Stored items
= = = =

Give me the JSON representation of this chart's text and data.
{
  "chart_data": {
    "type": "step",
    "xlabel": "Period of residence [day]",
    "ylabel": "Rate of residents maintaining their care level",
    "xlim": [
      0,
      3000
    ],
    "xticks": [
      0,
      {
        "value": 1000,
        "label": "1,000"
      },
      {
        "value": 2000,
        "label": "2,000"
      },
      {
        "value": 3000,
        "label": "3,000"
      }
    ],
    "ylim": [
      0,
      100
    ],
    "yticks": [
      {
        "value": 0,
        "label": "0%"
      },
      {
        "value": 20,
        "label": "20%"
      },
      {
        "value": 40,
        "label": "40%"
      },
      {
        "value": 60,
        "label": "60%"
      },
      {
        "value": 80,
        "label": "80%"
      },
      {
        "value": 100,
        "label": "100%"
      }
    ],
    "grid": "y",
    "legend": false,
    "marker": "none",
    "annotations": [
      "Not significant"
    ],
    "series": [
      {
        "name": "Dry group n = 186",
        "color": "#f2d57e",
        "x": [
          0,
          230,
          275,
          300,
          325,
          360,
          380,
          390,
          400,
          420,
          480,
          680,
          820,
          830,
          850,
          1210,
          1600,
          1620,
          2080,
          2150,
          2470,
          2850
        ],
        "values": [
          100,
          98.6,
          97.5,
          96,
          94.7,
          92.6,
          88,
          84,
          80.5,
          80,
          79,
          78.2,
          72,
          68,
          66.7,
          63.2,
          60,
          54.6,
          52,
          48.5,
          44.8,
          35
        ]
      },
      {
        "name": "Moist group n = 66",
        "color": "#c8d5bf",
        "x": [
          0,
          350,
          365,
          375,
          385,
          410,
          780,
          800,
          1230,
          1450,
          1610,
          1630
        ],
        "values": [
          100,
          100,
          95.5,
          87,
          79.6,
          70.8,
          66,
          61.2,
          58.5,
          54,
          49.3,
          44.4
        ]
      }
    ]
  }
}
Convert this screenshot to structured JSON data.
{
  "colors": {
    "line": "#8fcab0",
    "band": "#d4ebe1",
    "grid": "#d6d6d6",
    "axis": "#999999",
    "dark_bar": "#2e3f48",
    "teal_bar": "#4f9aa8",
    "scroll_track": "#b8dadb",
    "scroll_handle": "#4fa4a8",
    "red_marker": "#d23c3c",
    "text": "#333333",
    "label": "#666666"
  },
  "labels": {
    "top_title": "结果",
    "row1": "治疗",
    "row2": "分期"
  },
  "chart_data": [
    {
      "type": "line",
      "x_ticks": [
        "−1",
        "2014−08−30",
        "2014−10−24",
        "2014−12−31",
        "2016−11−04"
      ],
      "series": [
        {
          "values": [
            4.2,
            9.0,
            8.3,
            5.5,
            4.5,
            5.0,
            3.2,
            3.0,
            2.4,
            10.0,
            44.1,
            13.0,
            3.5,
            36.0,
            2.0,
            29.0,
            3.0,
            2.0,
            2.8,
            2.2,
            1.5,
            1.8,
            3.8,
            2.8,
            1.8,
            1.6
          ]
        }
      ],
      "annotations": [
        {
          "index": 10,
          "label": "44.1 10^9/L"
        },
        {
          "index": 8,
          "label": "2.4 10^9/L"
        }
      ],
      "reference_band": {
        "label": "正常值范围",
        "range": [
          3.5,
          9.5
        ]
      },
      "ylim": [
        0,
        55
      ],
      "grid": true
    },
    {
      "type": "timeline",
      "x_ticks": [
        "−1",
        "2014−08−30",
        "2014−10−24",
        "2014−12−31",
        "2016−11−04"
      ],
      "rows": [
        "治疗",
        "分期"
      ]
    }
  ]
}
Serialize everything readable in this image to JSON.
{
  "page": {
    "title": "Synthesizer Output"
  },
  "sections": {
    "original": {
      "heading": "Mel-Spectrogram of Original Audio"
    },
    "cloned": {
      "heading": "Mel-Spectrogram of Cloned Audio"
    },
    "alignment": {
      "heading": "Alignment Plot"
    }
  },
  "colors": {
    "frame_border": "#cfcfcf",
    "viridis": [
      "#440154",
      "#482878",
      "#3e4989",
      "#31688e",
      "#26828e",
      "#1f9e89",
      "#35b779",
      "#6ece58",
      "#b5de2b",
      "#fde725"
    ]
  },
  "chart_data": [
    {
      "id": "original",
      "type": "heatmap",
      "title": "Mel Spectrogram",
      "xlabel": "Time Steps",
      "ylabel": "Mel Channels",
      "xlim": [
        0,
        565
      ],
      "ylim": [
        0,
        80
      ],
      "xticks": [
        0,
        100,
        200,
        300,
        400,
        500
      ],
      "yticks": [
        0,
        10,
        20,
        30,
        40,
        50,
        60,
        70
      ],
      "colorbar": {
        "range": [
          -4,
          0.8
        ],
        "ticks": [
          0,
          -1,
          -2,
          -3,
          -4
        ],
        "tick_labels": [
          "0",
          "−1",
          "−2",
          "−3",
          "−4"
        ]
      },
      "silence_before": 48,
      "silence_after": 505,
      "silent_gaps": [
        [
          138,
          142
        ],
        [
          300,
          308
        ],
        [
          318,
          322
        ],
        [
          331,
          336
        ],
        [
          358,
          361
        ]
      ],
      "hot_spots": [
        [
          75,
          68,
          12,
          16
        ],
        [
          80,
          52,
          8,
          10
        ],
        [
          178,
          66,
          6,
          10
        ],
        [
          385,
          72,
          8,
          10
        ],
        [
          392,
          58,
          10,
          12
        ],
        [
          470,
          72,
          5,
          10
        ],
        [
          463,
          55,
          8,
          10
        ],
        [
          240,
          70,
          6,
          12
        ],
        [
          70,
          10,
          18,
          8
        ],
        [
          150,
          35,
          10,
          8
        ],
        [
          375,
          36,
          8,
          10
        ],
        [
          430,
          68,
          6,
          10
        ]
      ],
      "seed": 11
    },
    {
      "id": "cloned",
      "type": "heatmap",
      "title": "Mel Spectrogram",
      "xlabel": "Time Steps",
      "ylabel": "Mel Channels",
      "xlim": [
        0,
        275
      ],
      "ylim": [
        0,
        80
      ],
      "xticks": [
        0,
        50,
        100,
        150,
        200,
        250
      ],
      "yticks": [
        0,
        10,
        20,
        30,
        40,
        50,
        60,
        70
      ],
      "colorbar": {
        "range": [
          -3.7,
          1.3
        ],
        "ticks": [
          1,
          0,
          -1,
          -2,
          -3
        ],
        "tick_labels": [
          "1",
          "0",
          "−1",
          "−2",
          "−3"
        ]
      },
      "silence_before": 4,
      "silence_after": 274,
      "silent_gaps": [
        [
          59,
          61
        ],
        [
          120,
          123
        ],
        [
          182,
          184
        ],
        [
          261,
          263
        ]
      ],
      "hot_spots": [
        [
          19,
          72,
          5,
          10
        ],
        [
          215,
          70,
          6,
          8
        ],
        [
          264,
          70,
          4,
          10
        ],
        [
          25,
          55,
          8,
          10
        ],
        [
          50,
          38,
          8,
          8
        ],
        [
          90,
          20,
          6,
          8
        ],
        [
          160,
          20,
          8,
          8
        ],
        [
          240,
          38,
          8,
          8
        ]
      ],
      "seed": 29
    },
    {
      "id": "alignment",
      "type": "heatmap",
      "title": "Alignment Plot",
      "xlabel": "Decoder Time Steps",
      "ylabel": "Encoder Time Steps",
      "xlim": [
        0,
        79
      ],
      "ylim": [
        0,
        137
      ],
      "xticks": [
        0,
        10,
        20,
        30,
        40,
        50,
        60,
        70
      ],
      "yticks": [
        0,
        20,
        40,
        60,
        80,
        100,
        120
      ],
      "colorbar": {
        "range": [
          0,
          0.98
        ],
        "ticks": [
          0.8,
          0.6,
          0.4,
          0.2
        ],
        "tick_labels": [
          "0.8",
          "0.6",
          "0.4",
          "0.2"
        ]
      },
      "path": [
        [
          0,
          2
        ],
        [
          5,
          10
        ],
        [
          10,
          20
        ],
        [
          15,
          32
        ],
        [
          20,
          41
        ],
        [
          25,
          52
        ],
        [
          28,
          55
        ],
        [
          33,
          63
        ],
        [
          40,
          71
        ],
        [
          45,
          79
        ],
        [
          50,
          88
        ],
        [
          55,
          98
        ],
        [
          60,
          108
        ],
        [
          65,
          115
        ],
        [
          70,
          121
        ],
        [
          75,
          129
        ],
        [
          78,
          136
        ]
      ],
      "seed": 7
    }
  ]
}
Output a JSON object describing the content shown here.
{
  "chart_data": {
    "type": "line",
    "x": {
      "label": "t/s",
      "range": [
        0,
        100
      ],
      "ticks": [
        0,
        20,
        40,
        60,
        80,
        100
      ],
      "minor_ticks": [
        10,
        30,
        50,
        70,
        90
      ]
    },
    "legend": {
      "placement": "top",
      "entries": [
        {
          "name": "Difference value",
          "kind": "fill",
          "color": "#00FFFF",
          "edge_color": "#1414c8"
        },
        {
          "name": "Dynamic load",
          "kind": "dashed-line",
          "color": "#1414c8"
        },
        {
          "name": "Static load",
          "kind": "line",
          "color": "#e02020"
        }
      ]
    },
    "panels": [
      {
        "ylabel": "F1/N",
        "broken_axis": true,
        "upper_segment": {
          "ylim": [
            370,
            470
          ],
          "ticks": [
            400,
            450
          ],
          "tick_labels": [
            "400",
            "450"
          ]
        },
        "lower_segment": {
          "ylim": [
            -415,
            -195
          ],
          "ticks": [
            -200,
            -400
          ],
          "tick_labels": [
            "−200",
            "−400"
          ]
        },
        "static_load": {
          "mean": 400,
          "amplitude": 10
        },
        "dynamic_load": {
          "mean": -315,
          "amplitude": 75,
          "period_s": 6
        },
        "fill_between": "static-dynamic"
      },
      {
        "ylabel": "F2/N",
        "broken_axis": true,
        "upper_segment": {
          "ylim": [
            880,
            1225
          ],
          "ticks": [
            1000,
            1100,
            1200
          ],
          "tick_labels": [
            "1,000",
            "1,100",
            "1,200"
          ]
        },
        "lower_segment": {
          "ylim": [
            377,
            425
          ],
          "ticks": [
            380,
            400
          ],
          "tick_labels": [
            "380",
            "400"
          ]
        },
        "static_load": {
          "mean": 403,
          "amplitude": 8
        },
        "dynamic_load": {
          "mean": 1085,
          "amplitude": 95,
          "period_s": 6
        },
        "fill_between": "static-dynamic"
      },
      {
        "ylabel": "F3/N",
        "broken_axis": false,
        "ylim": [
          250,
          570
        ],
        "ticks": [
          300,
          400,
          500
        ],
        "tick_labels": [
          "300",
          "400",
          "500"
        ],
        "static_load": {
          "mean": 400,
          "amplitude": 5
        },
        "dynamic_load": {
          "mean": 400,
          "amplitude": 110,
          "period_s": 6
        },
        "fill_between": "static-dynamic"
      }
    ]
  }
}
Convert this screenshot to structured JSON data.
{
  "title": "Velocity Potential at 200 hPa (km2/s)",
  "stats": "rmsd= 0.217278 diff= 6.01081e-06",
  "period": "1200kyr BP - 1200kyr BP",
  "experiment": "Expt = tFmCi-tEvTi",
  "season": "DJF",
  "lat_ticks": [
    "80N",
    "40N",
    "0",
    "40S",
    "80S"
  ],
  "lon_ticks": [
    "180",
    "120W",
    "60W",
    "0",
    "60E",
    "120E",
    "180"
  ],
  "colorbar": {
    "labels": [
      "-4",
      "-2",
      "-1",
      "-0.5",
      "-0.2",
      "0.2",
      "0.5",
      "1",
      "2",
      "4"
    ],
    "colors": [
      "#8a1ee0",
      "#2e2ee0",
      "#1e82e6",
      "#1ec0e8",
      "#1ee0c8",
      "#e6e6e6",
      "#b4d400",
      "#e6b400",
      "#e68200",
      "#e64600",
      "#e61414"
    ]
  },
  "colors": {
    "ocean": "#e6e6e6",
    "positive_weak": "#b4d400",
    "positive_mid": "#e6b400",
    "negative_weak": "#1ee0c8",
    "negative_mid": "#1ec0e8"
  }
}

= = = =

Task instructions -> Search the records for the string "heading" and return every line in which it occurs.

Written response ->
      "heading": "Mel-Spectrogram of Original Audio"
      "heading": "Mel-Spectrogram of Cloned Audio"
      "heading": "Alignment Plot"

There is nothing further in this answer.